Problem description
For every line in the data below that contains "fraction", copy the line.

Dataset excerpts

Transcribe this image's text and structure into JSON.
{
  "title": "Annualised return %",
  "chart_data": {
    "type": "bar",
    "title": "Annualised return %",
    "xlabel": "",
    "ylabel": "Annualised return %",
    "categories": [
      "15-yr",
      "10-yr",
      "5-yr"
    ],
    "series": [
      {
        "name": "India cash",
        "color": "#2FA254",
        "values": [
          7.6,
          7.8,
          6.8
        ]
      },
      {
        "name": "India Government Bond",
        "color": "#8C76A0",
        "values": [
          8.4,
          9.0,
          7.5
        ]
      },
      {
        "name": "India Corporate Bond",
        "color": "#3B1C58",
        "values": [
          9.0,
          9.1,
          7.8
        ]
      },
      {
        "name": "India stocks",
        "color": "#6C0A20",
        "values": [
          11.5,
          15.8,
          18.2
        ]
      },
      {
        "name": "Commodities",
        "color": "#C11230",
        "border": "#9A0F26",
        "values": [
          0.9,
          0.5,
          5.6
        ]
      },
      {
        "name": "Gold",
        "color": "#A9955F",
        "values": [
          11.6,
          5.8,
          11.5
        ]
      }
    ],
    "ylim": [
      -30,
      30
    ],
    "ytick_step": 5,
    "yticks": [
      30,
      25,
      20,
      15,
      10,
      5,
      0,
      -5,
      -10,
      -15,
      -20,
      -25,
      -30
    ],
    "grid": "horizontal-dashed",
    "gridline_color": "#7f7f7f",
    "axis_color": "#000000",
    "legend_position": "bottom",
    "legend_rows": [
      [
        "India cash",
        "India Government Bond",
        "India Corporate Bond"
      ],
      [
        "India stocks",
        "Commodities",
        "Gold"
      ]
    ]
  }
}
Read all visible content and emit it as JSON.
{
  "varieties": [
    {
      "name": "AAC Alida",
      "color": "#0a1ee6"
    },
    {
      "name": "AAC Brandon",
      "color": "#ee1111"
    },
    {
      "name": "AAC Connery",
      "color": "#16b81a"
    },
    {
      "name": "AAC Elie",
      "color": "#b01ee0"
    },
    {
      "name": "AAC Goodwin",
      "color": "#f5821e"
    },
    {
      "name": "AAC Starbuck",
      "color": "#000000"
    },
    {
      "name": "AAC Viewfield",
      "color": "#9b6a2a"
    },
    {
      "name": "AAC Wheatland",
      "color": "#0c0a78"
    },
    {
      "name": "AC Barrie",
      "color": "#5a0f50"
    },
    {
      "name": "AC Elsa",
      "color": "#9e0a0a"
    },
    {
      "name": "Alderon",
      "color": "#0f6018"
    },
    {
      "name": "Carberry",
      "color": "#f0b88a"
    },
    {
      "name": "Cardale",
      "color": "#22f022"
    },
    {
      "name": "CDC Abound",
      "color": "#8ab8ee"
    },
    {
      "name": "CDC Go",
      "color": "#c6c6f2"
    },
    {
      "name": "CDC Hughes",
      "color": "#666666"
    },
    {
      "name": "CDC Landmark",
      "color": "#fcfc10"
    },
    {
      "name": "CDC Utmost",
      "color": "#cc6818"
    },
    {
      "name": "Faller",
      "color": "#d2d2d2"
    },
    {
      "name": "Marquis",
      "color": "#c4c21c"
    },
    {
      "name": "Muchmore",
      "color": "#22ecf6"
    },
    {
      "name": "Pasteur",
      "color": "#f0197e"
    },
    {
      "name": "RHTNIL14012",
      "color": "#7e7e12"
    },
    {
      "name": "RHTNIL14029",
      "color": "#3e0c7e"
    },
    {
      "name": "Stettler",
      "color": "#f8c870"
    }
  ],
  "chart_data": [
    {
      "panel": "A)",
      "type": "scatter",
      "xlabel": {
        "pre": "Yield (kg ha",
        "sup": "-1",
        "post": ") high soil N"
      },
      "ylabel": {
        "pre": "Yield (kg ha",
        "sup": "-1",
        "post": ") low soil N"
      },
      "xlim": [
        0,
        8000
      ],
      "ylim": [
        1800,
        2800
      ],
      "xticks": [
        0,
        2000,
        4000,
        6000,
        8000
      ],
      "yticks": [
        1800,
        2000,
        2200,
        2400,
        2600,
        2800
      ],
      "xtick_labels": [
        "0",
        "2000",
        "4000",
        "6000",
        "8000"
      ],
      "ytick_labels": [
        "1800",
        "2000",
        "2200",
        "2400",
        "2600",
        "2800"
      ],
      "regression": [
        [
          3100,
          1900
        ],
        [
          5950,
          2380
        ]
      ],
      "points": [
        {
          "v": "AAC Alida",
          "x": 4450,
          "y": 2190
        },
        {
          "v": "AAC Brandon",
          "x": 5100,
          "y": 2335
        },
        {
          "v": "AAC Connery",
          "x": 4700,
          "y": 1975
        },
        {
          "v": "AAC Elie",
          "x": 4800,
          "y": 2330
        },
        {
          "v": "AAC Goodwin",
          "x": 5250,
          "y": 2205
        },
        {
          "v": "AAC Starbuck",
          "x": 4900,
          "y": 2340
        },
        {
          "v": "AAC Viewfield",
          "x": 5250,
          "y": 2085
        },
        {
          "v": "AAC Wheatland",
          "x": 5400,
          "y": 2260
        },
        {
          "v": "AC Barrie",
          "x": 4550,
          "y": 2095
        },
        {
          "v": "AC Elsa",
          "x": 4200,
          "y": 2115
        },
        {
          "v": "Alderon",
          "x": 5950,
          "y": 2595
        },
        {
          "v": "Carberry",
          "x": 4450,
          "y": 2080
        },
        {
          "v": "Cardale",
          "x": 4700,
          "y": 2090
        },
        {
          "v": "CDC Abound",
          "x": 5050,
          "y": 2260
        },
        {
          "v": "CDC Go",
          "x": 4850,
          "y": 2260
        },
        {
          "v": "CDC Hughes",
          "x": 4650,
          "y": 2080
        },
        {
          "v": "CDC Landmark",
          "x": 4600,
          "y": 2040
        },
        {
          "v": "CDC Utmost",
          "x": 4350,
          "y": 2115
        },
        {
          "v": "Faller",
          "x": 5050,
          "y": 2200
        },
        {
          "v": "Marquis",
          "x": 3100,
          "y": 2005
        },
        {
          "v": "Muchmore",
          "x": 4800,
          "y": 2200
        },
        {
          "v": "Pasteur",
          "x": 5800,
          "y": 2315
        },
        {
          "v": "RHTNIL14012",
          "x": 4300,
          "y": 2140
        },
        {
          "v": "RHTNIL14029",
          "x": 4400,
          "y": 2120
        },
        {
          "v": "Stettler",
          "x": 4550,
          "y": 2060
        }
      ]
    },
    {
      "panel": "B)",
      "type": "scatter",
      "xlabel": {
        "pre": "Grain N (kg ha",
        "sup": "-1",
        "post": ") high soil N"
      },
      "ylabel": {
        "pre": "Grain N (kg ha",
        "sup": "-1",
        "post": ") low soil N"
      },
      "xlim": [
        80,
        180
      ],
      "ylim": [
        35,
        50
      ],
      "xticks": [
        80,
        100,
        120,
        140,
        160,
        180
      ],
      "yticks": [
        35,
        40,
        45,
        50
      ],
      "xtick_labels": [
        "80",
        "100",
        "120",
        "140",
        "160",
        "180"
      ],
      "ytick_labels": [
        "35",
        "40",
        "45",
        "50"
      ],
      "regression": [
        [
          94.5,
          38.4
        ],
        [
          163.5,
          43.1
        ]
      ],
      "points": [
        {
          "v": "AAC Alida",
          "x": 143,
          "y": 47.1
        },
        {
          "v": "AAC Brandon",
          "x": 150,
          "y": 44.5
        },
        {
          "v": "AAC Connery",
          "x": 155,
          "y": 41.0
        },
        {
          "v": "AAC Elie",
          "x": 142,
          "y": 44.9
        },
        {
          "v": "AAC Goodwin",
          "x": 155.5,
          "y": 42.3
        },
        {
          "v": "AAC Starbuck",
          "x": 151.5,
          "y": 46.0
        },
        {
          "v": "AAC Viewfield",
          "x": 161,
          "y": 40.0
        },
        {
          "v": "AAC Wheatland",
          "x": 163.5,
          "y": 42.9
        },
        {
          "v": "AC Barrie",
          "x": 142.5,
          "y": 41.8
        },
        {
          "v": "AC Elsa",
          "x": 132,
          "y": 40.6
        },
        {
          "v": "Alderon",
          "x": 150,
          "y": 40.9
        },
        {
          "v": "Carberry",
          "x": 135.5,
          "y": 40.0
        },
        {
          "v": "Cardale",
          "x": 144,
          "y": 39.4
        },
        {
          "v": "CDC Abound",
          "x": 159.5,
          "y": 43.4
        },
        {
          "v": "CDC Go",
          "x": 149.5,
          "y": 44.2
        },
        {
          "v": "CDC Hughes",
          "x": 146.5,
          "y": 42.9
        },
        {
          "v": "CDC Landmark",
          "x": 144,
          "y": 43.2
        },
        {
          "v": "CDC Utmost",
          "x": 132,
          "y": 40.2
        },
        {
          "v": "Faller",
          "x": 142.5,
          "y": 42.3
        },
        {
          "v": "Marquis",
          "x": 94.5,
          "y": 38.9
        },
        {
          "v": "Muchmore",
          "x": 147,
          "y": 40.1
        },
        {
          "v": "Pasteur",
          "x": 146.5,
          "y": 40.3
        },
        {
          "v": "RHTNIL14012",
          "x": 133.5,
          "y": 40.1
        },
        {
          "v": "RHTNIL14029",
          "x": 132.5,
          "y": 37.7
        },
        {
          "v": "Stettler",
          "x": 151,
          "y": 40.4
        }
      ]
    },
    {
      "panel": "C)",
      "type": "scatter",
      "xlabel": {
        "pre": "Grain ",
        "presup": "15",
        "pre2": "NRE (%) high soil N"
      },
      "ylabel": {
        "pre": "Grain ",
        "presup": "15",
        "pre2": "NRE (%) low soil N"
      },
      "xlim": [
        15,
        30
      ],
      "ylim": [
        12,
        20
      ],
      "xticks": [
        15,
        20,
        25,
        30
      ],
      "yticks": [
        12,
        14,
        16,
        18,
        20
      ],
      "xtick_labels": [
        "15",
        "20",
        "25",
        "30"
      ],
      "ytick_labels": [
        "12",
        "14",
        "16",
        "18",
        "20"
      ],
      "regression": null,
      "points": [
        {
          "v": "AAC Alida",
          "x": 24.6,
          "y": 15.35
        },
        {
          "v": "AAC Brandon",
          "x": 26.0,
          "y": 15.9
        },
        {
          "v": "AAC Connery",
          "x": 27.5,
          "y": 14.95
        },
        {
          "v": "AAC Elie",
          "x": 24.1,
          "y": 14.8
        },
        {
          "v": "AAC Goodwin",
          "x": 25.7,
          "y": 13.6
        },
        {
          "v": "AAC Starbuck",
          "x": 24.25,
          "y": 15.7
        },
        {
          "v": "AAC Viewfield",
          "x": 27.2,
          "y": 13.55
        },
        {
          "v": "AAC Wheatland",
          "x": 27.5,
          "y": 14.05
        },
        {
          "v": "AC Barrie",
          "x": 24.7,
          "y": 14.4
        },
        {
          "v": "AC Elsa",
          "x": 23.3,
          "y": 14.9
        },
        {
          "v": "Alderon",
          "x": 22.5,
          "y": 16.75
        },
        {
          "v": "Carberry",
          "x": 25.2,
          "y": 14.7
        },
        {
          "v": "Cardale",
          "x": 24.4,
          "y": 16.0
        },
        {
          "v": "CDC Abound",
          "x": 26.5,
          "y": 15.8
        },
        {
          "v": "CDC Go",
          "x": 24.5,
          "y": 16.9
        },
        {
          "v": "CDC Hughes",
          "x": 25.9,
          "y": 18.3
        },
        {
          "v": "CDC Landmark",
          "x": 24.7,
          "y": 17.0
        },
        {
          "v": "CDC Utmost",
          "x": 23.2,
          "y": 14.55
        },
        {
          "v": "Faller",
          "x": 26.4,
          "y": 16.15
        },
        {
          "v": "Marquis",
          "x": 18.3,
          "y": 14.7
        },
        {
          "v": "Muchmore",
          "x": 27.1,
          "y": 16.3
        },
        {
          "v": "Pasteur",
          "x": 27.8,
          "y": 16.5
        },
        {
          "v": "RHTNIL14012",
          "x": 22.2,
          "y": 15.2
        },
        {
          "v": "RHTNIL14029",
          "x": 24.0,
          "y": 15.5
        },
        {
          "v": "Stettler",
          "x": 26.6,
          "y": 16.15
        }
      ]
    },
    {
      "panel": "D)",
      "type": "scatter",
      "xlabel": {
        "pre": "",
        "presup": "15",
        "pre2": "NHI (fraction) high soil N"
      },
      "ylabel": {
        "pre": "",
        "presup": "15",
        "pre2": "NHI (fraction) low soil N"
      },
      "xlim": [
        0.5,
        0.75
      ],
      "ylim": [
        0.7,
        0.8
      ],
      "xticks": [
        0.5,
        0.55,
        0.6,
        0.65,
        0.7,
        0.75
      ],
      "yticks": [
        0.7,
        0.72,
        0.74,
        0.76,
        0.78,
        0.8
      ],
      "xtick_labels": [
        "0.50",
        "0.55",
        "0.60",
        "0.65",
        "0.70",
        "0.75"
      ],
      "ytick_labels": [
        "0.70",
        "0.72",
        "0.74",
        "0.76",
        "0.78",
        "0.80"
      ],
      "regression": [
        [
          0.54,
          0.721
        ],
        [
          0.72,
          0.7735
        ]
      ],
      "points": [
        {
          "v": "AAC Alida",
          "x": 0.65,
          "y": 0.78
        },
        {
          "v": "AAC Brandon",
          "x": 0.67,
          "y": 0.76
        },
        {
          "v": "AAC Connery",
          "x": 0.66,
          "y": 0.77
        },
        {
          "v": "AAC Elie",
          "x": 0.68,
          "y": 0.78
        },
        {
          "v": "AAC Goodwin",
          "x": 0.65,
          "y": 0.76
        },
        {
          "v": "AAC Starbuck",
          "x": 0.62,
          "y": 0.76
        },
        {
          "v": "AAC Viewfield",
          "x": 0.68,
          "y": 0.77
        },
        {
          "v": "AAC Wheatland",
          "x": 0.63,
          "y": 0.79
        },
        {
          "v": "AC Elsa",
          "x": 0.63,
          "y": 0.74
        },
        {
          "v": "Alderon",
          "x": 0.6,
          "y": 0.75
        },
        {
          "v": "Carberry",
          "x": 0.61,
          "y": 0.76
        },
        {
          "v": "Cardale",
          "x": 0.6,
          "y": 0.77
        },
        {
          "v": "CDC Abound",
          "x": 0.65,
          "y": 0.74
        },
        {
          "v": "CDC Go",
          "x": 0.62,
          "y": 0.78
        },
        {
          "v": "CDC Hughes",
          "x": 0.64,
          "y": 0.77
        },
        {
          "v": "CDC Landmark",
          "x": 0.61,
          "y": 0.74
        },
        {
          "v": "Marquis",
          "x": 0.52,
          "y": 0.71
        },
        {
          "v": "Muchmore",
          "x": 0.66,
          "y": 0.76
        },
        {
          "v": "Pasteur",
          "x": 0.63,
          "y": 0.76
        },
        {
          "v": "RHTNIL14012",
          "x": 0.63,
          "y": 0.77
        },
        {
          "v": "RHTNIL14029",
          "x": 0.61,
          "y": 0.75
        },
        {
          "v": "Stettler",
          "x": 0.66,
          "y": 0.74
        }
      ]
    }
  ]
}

Exercise output
        "pre2": "NHI (fraction) high soil N"
        "pre2": "NHI (fraction) low soil N"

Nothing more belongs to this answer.